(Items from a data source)
+===+

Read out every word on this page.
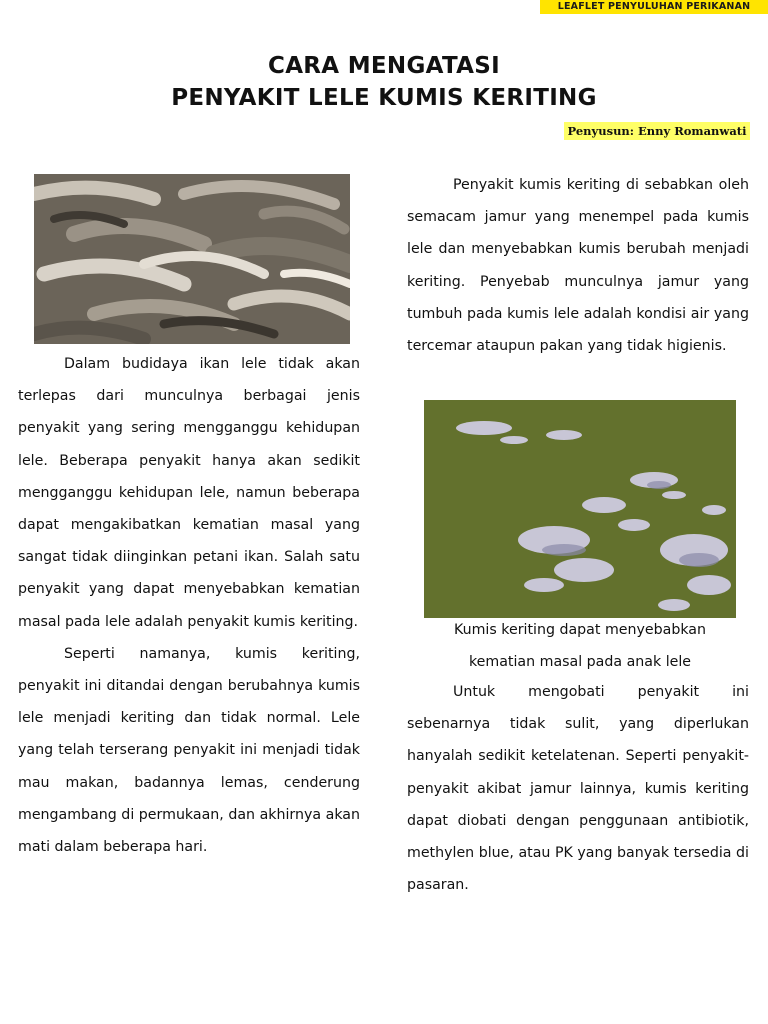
LEAFLET PENYULUHAN PERIKANAN
CARA MENGATASI
PENYAKIT LELE KUMIS KERITING
Penyusun: Enny Romanwati

Dalam budidaya ikan lele tidak akan terlepas dari munculnya berbagai jenis penyakit yang sering mengganggu kehidupan lele. Beberapa penyakit hanya akan sedikit mengganggu kehidupan lele, namun beberapa dapat mengakibatkan kematian masal yang sangat tidak diinginkan petani ikan. Salah satu penyakit yang dapat menyebabkan kematian masal pada lele adalah penyakit kumis keriting.

Seperti namanya, kumis keriting, penyakit ini ditandai dengan berubahnya kumis lele menjadi keriting dan tidak normal. Lele yang telah terserang penyakit ini menjadi tidak mau makan, badannya lemas, cenderung mengambang di permukaan, dan akhirnya akan mati dalam beberapa hari.

Penyakit kumis keriting di sebabkan oleh semacam jamur yang menempel pada kumis lele dan menyebabkan kumis berubah menjadi keriting. Penyebab munculnya jamur yang tumbuh pada kumis lele adalah kondisi air yang tercemar ataupun pakan yang tidak higienis.

Kumis keriting dapat menyebabkan
kematian masal pada anak lele

Untuk mengobati penyakit ini sebenarnya tidak sulit, yang diperlukan hanyalah sedikit ketelatenan. Seperti penyakit-penyakit akibat jamur lainnya, kumis keriting dapat diobati dengan penggunaan antibiotik, methylen blue, atau PK yang banyak tersedia di pasaran.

+===+

Set task: All entries are to be retyped exactly. Omit any embedded images.

Solution to this task:
Read out every word on this page.
LEAFLET PENYULUHAN PERIKANAN
CARA MENGATASI
PENYAKIT LELE KUMIS KERITING
Penyusun: Enny Romanwati

Dalam budidaya ikan lele tidak akan terlepas dari munculnya berbagai jenis penyakit yang sering mengganggu kehidupan lele. Beberapa penyakit hanya akan sedikit mengganggu kehidupan lele, namun beberapa dapat mengakibatkan kematian masal yang sangat tidak diinginkan petani ikan. Salah satu penyakit yang dapat menyebabkan kematian masal pada lele adalah penyakit kumis keriting.

Seperti namanya, kumis keriting, penyakit ini ditandai dengan berubahnya kumis lele menjadi keriting dan tidak normal. Lele yang telah terserang penyakit ini menjadi tidak mau makan, badannya lemas, cenderung mengambang di permukaan, dan akhirnya akan mati dalam beberapa hari.

Penyakit kumis keriting di sebabkan oleh semacam jamur yang menempel pada kumis lele dan menyebabkan kumis berubah menjadi keriting. Penyebab munculnya jamur yang tumbuh pada kumis lele adalah kondisi air yang tercemar ataupun pakan yang tidak higienis.

Kumis keriting dapat menyebabkan
kematian masal pada anak lele

Untuk mengobati penyakit ini sebenarnya tidak sulit, yang diperlukan hanyalah sedikit ketelatenan. Seperti penyakit-penyakit akibat jamur lainnya, kumis keriting dapat diobati dengan penggunaan antibiotik, methylen blue, atau PK yang banyak tersedia di pasaran.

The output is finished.